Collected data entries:
________________

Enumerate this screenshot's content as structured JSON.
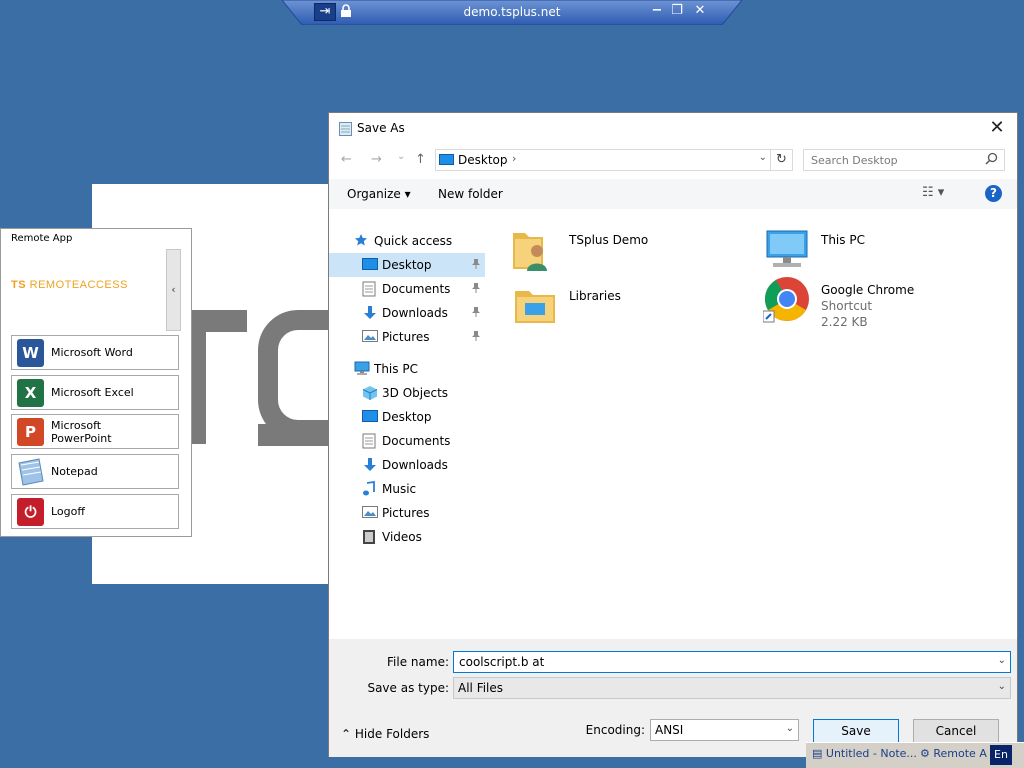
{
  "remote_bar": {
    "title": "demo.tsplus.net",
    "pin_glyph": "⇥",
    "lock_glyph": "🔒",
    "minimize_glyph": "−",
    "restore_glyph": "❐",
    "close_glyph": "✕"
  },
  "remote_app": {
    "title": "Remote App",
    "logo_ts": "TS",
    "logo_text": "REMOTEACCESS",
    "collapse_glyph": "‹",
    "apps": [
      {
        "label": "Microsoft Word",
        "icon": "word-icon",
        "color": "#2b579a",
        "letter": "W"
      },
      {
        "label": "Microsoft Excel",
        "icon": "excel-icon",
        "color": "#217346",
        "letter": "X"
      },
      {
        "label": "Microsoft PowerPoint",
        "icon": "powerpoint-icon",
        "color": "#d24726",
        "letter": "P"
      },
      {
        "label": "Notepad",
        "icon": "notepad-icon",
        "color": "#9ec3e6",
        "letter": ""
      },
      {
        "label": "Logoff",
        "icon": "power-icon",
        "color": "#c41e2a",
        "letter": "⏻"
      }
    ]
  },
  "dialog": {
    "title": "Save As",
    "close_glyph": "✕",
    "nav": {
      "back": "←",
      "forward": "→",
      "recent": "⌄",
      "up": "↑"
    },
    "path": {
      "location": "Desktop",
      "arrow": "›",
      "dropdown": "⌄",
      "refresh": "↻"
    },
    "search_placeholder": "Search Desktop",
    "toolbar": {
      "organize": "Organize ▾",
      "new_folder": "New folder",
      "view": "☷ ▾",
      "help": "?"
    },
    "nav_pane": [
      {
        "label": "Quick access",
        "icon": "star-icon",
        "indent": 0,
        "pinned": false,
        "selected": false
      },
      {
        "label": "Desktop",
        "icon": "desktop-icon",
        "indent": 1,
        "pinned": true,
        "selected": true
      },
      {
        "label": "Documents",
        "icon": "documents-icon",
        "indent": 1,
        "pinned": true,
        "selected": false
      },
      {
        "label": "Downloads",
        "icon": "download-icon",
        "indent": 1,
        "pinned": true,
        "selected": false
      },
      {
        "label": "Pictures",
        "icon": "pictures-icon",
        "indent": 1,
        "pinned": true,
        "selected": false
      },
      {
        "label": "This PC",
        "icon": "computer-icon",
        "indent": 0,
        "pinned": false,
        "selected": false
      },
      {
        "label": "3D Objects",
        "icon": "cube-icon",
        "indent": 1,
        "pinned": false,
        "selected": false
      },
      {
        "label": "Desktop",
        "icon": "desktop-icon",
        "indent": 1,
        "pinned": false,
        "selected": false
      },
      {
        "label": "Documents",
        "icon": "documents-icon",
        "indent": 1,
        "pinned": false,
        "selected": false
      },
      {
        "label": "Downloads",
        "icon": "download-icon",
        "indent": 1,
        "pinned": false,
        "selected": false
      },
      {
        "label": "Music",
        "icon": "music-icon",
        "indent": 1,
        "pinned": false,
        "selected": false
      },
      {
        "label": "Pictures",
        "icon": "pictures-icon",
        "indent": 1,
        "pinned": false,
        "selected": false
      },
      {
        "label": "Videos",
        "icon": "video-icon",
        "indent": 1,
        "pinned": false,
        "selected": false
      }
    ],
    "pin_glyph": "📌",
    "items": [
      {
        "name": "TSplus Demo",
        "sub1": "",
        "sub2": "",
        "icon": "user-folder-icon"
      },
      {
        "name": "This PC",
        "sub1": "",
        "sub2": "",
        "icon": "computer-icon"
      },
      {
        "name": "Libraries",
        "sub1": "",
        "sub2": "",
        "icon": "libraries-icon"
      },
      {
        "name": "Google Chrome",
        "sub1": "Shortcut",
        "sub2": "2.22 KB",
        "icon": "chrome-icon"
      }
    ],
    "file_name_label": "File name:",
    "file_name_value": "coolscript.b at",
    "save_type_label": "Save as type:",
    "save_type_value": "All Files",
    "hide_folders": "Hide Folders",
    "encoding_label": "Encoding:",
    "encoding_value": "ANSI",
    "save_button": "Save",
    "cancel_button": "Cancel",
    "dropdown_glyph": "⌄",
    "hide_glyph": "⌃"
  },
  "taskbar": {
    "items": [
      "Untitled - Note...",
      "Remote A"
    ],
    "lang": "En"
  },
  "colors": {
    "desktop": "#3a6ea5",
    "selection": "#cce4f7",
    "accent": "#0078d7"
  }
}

________________

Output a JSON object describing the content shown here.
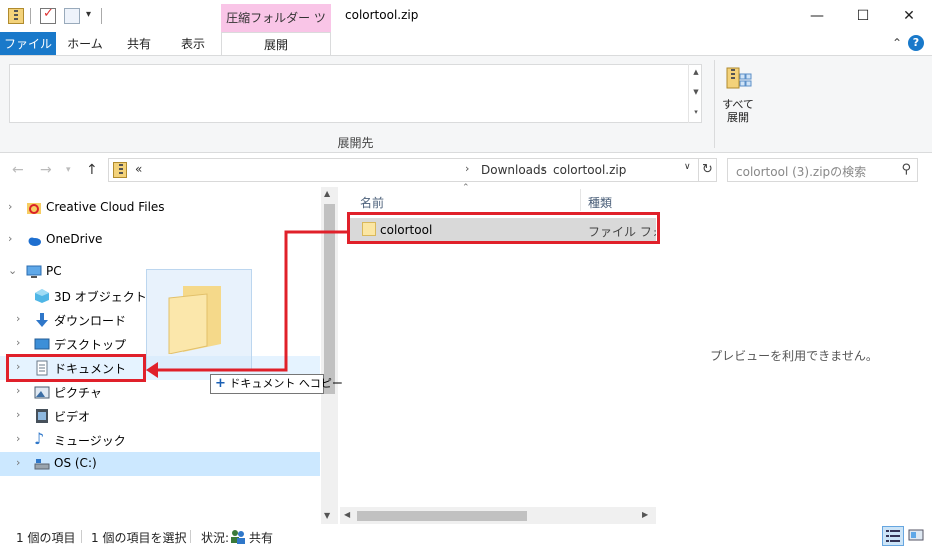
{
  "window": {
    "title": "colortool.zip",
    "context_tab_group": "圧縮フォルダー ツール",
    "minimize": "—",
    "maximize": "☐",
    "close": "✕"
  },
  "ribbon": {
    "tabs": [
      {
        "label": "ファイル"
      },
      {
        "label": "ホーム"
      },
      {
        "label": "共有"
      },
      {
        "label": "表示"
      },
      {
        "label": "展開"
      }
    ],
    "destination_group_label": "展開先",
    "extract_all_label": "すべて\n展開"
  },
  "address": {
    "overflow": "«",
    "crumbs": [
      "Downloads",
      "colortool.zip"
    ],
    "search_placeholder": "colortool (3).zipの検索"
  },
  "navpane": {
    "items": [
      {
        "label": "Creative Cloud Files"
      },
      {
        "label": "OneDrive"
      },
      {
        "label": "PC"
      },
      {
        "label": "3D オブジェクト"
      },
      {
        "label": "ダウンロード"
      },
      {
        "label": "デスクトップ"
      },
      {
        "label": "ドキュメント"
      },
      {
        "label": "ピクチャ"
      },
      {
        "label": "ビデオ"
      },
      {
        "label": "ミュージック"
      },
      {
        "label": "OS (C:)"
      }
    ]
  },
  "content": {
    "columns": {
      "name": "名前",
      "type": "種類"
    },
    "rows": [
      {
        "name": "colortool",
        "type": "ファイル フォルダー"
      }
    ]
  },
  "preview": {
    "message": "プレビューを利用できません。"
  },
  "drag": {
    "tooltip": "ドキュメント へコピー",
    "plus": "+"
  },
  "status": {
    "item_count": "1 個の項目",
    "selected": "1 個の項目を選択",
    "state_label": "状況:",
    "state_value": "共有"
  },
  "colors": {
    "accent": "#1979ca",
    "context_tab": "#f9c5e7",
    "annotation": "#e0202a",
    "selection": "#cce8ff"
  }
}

________________

Exercise
Extract every line that has the string "JSON" in it.

Solution to this task
Enumerate this screenshot's content as structured JSON.
Output a JSON object describing the content shown here.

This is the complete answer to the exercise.